We sought to test the hypothesis that epicutaneous sensitization with food antigen predisposes to IgE-mediated anaphylaxis on oral allergen challenge.
BALB/c mice were epicutaneously sensitized by repeated application of ovalbumin (OVA) to tape-stripped skin over 7 weeks or orally immunized with OVA and cholera toxin (CT) weekly for 8 weeks and then orally challenged with OVA. Body temperature was monitored, and serum mouse mast cell protease 1 levels were determined after challenge. Tissue mast cell (MC) counts were examined by using chloroacetate esterase staining. Levels of serum OVA-specific IgE and IgG(1) antibodies and cytokines in supernatants of OVA-stimulated splenocytes were measured by means of ELISA. Serum IL-4 levels were measured by using an in vivo cytokine capture assay.

#### Questions to answer
1) In the text on food allergy in mice, what method was used to examine tissue mast cell counts?
2) Continue the text on food allergy in mice from where it stops.

#### Extracted entries
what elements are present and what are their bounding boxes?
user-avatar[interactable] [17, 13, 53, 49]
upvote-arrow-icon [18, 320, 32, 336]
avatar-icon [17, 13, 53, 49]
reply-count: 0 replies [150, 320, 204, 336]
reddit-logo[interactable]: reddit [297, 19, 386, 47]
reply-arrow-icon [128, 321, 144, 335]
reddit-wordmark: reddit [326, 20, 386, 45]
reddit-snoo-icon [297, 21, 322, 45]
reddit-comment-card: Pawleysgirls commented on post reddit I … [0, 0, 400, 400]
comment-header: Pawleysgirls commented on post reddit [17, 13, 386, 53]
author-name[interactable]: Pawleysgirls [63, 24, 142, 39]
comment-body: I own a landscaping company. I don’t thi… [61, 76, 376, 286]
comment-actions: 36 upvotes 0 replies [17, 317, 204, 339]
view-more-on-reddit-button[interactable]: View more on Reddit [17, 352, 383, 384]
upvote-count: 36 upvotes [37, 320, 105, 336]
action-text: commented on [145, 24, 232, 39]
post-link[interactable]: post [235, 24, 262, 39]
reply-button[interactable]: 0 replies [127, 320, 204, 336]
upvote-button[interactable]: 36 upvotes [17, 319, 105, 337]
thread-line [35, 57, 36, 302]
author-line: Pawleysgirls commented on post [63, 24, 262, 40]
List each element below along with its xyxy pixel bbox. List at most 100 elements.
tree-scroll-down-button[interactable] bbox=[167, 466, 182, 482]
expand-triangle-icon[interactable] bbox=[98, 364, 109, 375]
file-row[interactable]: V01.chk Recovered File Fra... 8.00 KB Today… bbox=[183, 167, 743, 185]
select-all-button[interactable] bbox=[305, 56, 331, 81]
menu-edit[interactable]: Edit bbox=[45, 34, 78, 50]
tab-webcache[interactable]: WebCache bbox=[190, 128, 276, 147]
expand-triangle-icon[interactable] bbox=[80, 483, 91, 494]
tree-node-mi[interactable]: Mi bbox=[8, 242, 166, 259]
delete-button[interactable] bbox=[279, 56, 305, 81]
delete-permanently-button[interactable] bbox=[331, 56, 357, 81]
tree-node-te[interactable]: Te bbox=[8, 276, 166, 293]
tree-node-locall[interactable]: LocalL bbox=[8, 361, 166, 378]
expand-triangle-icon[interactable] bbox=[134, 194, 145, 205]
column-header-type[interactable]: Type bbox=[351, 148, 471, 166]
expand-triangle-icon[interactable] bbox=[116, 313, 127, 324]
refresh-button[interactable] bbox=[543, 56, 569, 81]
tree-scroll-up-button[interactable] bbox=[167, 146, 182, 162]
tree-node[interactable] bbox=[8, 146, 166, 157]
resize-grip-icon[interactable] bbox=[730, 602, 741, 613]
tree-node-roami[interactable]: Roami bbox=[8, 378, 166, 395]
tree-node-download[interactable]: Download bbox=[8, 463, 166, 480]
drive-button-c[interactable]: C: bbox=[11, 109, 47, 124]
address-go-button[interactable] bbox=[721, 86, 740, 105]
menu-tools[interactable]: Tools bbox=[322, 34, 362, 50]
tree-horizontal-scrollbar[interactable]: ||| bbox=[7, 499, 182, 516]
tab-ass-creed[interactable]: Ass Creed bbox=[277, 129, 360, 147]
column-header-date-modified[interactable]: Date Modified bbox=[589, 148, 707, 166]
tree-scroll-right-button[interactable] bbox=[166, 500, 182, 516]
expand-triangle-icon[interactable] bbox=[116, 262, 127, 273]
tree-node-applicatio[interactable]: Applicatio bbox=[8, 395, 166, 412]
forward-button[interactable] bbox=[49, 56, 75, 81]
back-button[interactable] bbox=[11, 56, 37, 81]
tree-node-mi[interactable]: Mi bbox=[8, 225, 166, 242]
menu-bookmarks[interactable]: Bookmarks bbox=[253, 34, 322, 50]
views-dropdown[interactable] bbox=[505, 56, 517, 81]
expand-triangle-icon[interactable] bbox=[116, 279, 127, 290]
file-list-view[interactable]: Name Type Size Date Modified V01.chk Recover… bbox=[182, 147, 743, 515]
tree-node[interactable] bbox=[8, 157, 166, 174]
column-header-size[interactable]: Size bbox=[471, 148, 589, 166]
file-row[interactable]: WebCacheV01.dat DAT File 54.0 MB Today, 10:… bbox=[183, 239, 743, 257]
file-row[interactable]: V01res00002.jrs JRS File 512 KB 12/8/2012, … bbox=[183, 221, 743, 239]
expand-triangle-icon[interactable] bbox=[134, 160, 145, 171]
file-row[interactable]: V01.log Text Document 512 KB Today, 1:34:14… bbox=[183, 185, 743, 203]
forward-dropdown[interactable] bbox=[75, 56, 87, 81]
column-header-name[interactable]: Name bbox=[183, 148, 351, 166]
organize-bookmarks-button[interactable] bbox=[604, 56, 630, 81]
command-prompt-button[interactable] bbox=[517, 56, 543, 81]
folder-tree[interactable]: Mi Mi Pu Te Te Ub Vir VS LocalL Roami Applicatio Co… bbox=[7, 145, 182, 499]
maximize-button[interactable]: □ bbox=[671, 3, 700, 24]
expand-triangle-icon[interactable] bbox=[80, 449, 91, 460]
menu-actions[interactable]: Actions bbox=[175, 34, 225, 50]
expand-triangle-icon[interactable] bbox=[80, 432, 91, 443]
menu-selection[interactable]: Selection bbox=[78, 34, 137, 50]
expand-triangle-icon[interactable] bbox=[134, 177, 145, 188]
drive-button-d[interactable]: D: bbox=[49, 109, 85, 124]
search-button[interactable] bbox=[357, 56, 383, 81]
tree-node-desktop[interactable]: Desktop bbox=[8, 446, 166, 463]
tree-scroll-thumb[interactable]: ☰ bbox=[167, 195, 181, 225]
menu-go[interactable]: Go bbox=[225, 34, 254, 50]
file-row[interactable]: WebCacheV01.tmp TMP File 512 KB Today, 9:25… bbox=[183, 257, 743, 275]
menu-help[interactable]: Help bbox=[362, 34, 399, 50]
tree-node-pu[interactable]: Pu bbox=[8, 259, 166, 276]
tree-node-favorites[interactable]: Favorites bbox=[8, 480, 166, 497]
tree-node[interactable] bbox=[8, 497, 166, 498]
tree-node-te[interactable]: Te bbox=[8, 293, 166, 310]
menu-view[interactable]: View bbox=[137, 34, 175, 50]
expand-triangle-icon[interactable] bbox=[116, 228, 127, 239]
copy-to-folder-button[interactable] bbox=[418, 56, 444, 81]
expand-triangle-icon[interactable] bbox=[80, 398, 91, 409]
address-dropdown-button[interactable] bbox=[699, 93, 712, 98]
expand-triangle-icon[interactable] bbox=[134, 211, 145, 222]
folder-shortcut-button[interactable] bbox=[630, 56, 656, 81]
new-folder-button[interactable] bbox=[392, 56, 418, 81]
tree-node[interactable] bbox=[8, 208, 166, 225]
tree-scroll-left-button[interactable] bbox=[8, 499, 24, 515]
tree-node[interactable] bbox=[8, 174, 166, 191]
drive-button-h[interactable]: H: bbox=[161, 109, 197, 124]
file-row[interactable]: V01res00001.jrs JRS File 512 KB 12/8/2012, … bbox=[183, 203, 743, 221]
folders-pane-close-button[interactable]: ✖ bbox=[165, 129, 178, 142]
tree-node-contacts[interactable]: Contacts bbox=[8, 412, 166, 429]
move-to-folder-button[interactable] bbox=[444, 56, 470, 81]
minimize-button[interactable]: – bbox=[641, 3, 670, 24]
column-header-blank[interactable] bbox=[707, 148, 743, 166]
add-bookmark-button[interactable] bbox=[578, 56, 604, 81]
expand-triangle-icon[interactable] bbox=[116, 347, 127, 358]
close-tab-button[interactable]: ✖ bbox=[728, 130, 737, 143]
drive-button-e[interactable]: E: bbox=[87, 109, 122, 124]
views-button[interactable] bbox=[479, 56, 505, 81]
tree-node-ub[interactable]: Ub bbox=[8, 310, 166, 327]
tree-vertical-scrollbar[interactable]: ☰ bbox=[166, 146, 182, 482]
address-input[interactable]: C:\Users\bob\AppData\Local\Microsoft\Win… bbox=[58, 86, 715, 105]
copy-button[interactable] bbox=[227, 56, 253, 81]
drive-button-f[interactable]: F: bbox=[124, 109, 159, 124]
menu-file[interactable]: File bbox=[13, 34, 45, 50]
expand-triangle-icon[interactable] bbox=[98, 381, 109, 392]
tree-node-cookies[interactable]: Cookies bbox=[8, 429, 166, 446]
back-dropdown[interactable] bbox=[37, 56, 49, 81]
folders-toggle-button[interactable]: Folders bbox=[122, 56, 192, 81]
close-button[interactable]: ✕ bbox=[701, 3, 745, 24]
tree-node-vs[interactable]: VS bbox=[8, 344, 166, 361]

#### Replies
1) Chloroacetate esterase staining.

2)
Epicutaneously sensitized mice exhibited expansion of connective tissue MCs in the jejunum, increased serum IL-4 levels, and systemic anaphylaxis after oral challenge, as evidenced by decreased body temperature and increased serum mouse mast cell protease 1 levels. Intestinal MC expansion and anaphylaxis were IgE dependent because they did not occur in epicutaneously sensitized IgE(-/-) mice. Mice orally immunized with OVA plus CT did not have increased serum IL-4 levels, expanded intestinal MCs, or anaphylaxis after oral challenge, despite OVA-specific IgE levels and splenocyte cytokine production in response to OVA stimulation, which were comparable with those of epicutaneously sensitized mice.
Epicutaneously sensitized mice, but not mice orally immunized with antigen plus CT, have expansion of intestinal MCs and IgE-mediated anaphylaxis after single oral antigen challenge. IgE is necessary but not sufficient for food anaphylaxis, and MC expansion in the gut can play an important role in the development of anaphylaxis.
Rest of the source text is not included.